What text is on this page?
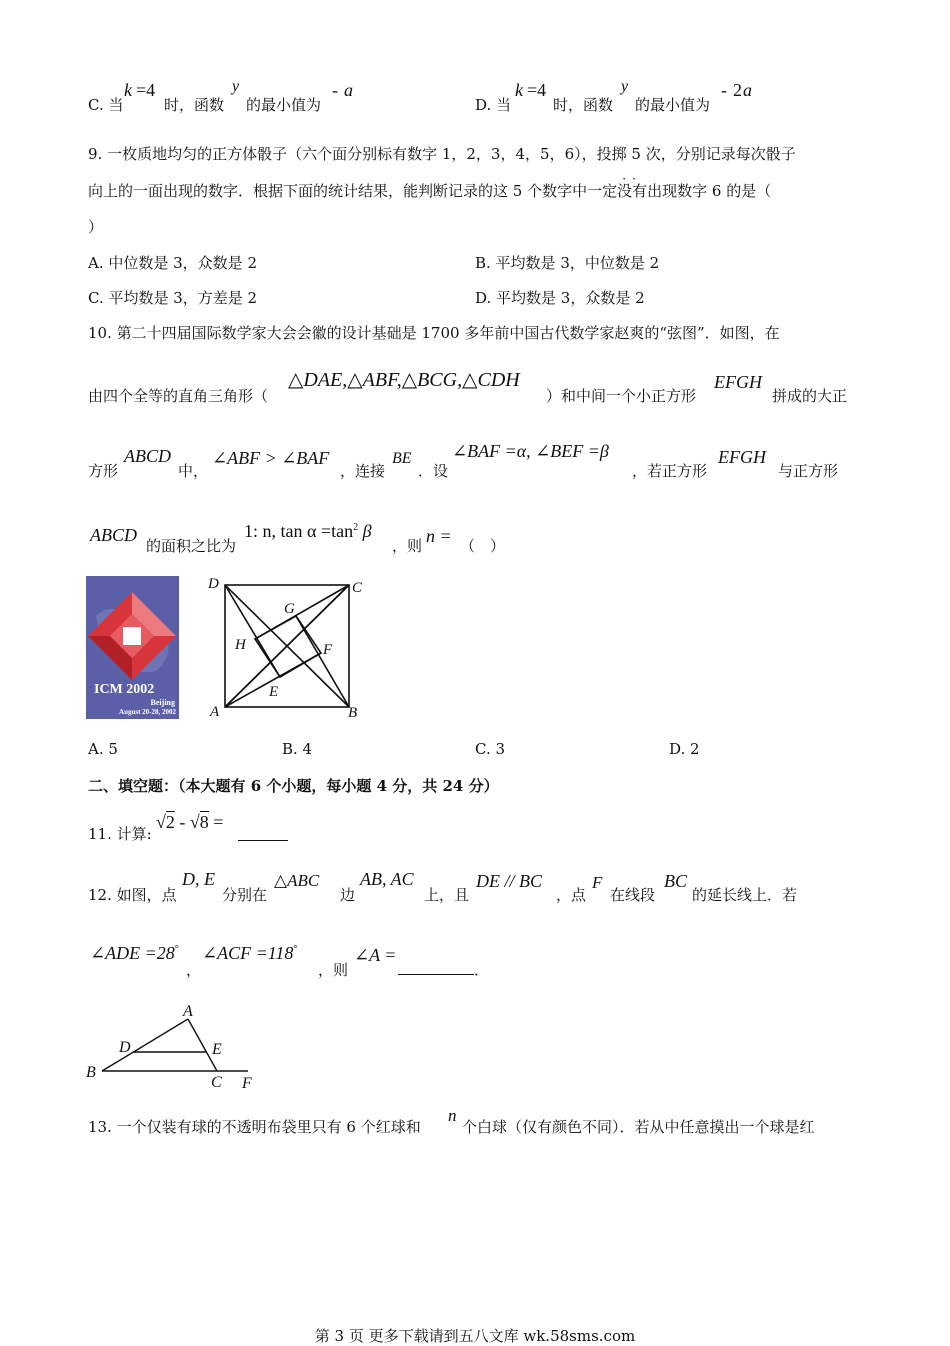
C. 当
k =4
时，函数
y
的最小值为
- a
D. 当
k =4
时，函数
y
的最小值为
- 2 a
9. 一枚质地均匀的正方体骰子（六个面分别标有数字 1，2，3，4，5，6），投掷 5 次，分别记录每次骰子
向上的一面出现的数字．根据下面的统计结果，能判断记录的这 5 个数字中一定没有
··
出现数字 6 的是（
）
A. 中位数是 3，众数是 2	B. 平均数是 3，中位数是 2
C. 平均数是 3，方差是 2	D. 平均数是 3，众数是 2
10. 第二十四届国际数学家大会会徽的设计基础是 1700 多年前中国古代数学家赵爽的“弦图”．如图，在
由四个全等的直角三角形（
△DAE,△ABF,△BCG,△CDH
）和中间一个小正方形
EFGH
拼成的大正
方形
ABCD
中，
∠ABF > ∠BAF
，连接
BE
．设
∠BAF =α, ∠BEF =β
，若正方形
EFGH
与正方形
ABCD
的面积之比为
1: n, $\tan \alpha =\tan^2$ β
，则 n = （　）
ICM 2002
Beijing
August 20-28, 2002
D	C
G
H	F
E
A	B
A. 5	B. 4	C. 3	D. 2
二、填空题：（本大题有 6 个小题，每小题 4 分，共 24 分）
11. 计算:
√2 - √8 =
12. 如图，点
D, E
分别在
△ABC
边
AB, AC
上，且
DE // BC
，点
F
在线段
BC
的延长线上．若
∠ADE =28°
，
∠ACF =118°
，则
∠A =
．
A
D	E
B
C F
13. 一个仅装有球的不透明布袋里只有 6 个红球和
n
个白球（仅有颜色不同）．若从中任意摸出一个球是红
第 3 页 更多下载请到五八文库 wk.58sms.com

= = =

- **What is expected**
Every record above must be given again exactly; drop the pictures.

- **Expected answer**
What text is on this page?
C. 当
k =4
时，函数
y
的最小值为
- a
D. 当
k =4
时，函数
y
的最小值为
- 2 a
9. 一枚质地均匀的正方体骰子（六个面分别标有数字 1，2，3，4，5，6），投掷 5 次，分别记录每次骰子
向上的一面出现的数字．根据下面的统计结果，能判断记录的这 5 个数字中一定没有
··
出现数字 6 的是（
）
A. 中位数是 3，众数是 2	B. 平均数是 3，中位数是 2
C. 平均数是 3，方差是 2	D. 平均数是 3，众数是 2
10. 第二十四届国际数学家大会会徽的设计基础是 1700 多年前中国古代数学家赵爽的“弦图”．如图，在
由四个全等的直角三角形（
△DAE,△ABF,△BCG,△CDH
）和中间一个小正方形
EFGH
拼成的大正
方形
ABCD
中，
∠ABF > ∠BAF
，连接
BE
．设
∠BAF =α, ∠BEF =β
，若正方形
EFGH
与正方形
ABCD
的面积之比为
1: n, $\tan \alpha =\tan^2$ β
，则 n = （　）
ICM 2002
Beijing
August 20-28, 2002
D	C
G
H	F
E
A	B
A. 5	B. 4	C. 3	D. 2
二、填空题：（本大题有 6 个小题，每小题 4 分，共 24 分）
11. 计算:
√2 - √8 =
12. 如图，点
D, E
分别在
△ABC
边
AB, AC
上，且
DE // BC
，点
F
在线段
BC
的延长线上．若
∠ADE =28°
，
∠ACF =118°
，则
∠A =
．
A
D	E
B
C F
13. 一个仅装有球的不透明布袋里只有 6 个红球和
n
个白球（仅有颜色不同）．若从中任意摸出一个球是红
第 3 页 更多下载请到五八文库 wk.58sms.com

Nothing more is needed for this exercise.